Friday, November 14, 2008

21st Century Skills

If you want students to learn 21st-century skills, one approach involves giving them problems in school that resemble those they may tackle in their everyday lives. The thinking is that by solving such problems, students will learn the skills of teamwork, communication, project management, and complex problem solving. Yet, it might be difficult to convince teachers to use such time-consuming activities in their classrooms, and the research on the effectiveness of such activities is mixed at best.

Of course, the ho-hum effectiveness results might have more than a little to do with the limitations of the tests of effectiveness than the actual classroom activities. And so begins the assessment debate. Currently, most American teachers at the K-12 level and beyond, are required to teach to tests that check student performance on more academically-defined standards. These standards generally focus on knowledge that is easy to test: core facts, concepts, and procedures--knowledge that cognitive psychologists characterize as "declarative" and "procedural."

You don't have to be a psychologist to know that life does not present itself as a multiple choice test, but more as an unstructured series of problems that require a bit more than reciting vocabulary and demonstrating you can transform an equation. Proponents of teaching 21st-century skills fear that students focused strictly on proving they have learned the more academic standards will fail to learn the kinds of higher-level skills that will keep them competitive in the global economy. We all can remember those first years out of college when we realized how little we learned in school seemed to matter...

**********

## TO BE DONE
**1)** From the post on 21st-century skills, rewrite the passage that begins at "If you want" and stops after "mixed at best.", changing "teamwork" to "collaboration".
**2)** According to the post on 21st-century skills, what knowledge do cognitive psychologists describe as "declarative" and "procedural"?
**3)** Translate this sentence from the post on 21st-century skills into Spanish: "And so begins the assessment debate."

## RECORDED DATA
**********

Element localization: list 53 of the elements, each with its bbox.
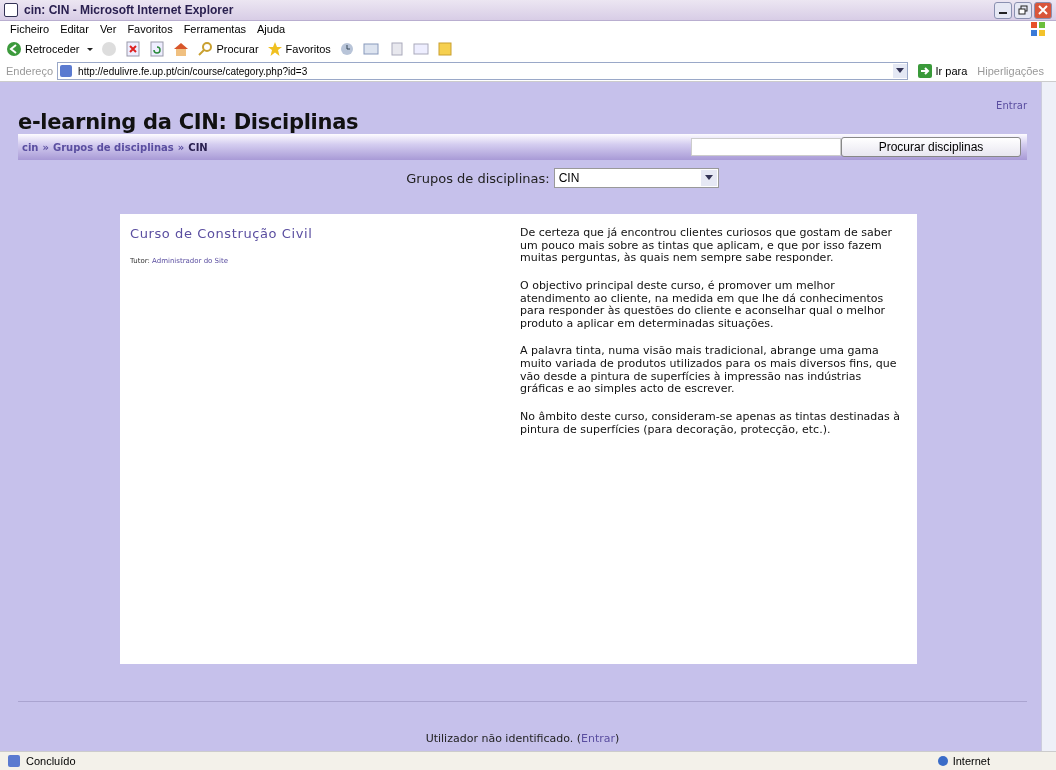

**********

## RESPONSES BY TASK
**1)**
If you want students to learn 21st-century skills, one approach involves giving them problems in school that resemble those they may tackle in their everyday lives. The thinking is that by solving such problems, students will learn the skills of collaboration, communication, project management, and complex problem solving. Yet, it might be difficult to convince teachers to use such time-consuming activities in their classrooms, and the research on the effectiveness of such activities is mixed at best.

**2)** Core facts, concepts, and procedures.

**3)** Y así comienza el debate sobre la evaluación.